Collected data
========

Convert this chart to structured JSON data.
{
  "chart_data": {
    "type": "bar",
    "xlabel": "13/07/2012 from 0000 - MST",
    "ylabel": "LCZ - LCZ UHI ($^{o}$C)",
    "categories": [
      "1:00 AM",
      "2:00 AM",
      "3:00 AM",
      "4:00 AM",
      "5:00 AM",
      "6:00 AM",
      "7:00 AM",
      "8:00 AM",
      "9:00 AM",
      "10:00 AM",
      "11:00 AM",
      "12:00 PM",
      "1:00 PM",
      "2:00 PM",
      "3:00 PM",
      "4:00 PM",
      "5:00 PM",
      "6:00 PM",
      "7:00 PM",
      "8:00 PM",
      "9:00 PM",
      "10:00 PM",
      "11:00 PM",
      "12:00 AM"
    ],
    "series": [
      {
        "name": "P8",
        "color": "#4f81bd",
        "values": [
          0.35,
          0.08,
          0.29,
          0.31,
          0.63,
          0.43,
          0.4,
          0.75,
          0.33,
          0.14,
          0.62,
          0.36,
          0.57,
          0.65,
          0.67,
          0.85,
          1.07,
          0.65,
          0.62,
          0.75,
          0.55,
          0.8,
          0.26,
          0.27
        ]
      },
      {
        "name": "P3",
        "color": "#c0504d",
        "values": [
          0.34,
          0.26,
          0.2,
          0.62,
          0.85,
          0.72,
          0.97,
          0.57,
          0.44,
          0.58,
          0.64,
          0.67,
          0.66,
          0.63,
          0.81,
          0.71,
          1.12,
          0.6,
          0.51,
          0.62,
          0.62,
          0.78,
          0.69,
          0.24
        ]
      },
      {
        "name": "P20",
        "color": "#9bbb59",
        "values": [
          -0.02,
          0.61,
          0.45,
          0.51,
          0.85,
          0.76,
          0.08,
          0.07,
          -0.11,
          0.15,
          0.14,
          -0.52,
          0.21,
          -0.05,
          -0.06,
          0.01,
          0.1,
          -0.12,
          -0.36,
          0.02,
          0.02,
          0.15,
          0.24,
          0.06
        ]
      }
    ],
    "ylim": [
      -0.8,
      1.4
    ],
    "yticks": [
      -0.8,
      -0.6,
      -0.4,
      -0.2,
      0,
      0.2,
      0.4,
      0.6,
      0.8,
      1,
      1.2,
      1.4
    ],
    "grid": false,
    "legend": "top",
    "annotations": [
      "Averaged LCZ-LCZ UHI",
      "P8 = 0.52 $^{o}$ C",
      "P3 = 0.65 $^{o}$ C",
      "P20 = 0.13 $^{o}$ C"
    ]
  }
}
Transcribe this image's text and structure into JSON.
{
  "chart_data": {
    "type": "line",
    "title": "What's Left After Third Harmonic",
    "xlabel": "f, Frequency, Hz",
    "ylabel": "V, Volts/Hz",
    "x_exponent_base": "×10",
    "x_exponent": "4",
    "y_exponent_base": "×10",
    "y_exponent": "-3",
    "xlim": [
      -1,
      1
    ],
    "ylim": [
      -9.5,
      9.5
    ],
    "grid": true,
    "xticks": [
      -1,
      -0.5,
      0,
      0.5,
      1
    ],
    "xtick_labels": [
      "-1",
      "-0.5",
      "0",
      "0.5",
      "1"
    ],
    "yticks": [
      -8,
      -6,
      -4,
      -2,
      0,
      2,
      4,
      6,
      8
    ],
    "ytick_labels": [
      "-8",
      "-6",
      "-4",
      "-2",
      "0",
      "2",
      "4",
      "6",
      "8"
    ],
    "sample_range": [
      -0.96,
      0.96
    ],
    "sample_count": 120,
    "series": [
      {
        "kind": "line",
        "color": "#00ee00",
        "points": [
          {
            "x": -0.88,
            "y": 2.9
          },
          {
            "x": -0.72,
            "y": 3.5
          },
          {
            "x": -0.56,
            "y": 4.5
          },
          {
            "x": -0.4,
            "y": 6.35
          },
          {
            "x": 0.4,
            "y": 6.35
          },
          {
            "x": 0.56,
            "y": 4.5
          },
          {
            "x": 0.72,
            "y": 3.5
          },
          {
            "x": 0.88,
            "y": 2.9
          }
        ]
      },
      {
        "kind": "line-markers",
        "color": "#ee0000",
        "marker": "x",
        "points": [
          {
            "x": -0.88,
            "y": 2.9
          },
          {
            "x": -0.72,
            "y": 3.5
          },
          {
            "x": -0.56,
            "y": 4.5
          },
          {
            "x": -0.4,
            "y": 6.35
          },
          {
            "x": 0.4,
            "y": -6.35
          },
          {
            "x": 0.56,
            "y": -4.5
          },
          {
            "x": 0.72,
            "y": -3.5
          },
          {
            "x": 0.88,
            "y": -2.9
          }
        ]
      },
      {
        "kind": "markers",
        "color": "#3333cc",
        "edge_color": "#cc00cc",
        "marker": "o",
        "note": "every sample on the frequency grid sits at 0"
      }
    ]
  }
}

========

Task brief:
Reproduce every record, matching each line exactly.

Worked answer:
Convert this chart to structured JSON data.
{
  "chart_data": {
    "type": "bar",
    "xlabel": "13/07/2012 from 0000 - MST",
    "ylabel": "LCZ - LCZ UHI ($^{o}$C)",
    "categories": [
      "1:00 AM",
      "2:00 AM",
      "3:00 AM",
      "4:00 AM",
      "5:00 AM",
      "6:00 AM",
      "7:00 AM",
      "8:00 AM",
      "9:00 AM",
      "10:00 AM",
      "11:00 AM",
      "12:00 PM",
      "1:00 PM",
      "2:00 PM",
      "3:00 PM",
      "4:00 PM",
      "5:00 PM",
      "6:00 PM",
      "7:00 PM",
      "8:00 PM",
      "9:00 PM",
      "10:00 PM",
      "11:00 PM",
      "12:00 AM"
    ],
    "series": [
      {
        "name": "P8",
        "color": "#4f81bd",
        "values": [
          0.35,
          0.08,
          0.29,
          0.31,
          0.63,
          0.43,
          0.4,
          0.75,
          0.33,
          0.14,
          0.62,
          0.36,
          0.57,
          0.65,
          0.67,
          0.85,
          1.07,
          0.65,
          0.62,
          0.75,
          0.55,
          0.8,
          0.26,
          0.27
        ]
      },
      {
        "name": "P3",
        "color": "#c0504d",
        "values": [
          0.34,
          0.26,
          0.2,
          0.62,
          0.85,
          0.72,
          0.97,
          0.57,
          0.44,
          0.58,
          0.64,
          0.67,
          0.66,
          0.63,
          0.81,
          0.71,
          1.12,
          0.6,
          0.51,
          0.62,
          0.62,
          0.78,
          0.69,
          0.24
        ]
      },
      {
        "name": "P20",
        "color": "#9bbb59",
        "values": [
          -0.02,
          0.61,
          0.45,
          0.51,
          0.85,
          0.76,
          0.08,
          0.07,
          -0.11,
          0.15,
          0.14,
          -0.52,
          0.21,
          -0.05,
          -0.06,
          0.01,
          0.1,
          -0.12,
          -0.36,
          0.02,
          0.02,
          0.15,
          0.24,
          0.06
        ]
      }
    ],
    "ylim": [
      -0.8,
      1.4
    ],
    "yticks": [
      -0.8,
      -0.6,
      -0.4,
      -0.2,
      0,
      0.2,
      0.4,
      0.6,
      0.8,
      1,
      1.2,
      1.4
    ],
    "grid": false,
    "legend": "top",
    "annotations": [
      "Averaged LCZ-LCZ UHI",
      "P8 = 0.52 $^{o}$ C",
      "P3 = 0.65 $^{o}$ C",
      "P20 = 0.13 $^{o}$ C"
    ]
  }
}
Transcribe this image's text and structure into JSON.
{
  "chart_data": {
    "type": "line",
    "title": "What's Left After Third Harmonic",
    "xlabel": "f, Frequency, Hz",
    "ylabel": "V, Volts/Hz",
    "x_exponent_base": "×10",
    "x_exponent": "4",
    "y_exponent_base": "×10",
    "y_exponent": "-3",
    "xlim": [
      -1,
      1
    ],
    "ylim": [
      -9.5,
      9.5
    ],
    "grid": true,
    "xticks": [
      -1,
      -0.5,
      0,
      0.5,
      1
    ],
    "xtick_labels": [
      "-1",
      "-0.5",
      "0",
      "0.5",
      "1"
    ],
    "yticks": [
      -8,
      -6,
      -4,
      -2,
      0,
      2,
      4,
      6,
      8
    ],
    "ytick_labels": [
      "-8",
      "-6",
      "-4",
      "-2",
      "0",
      "2",
      "4",
      "6",
      "8"
    ],
    "sample_range": [
      -0.96,
      0.96
    ],
    "sample_count": 120,
    "series": [
      {
        "kind": "line",
        "color": "#00ee00",
        "points": [
          {
            "x": -0.88,
            "y": 2.9
          },
          {
            "x": -0.72,
            "y": 3.5
          },
          {
            "x": -0.56,
            "y": 4.5
          },
          {
            "x": -0.4,
            "y": 6.35
          },
          {
            "x": 0.4,
            "y": 6.35
          },
          {
            "x": 0.56,
            "y": 4.5
          },
          {
            "x": 0.72,
            "y": 3.5
          },
          {
            "x": 0.88,
            "y": 2.9
          }
        ]
      },
      {
        "kind": "line-markers",
        "color": "#ee0000",
        "marker": "x",
        "points": [
          {
            "x": -0.88,
            "y": 2.9
          },
          {
            "x": -0.72,
            "y": 3.5
          },
          {
            "x": -0.56,
            "y": 4.5
          },
          {
            "x": -0.4,
            "y": 6.35
          },
          {
            "x": 0.4,
            "y": -6.35
          },
          {
            "x": 0.56,
            "y": -4.5
          },
          {
            "x": 0.72,
            "y": -3.5
          },
          {
            "x": 0.88,
            "y": -2.9
          }
        ]
      },
      {
        "kind": "markers",
        "color": "#3333cc",
        "edge_color": "#cc00cc",
        "marker": "o",
        "note": "every sample on the frequency grid sits at 0"
      }
    ]
  }
}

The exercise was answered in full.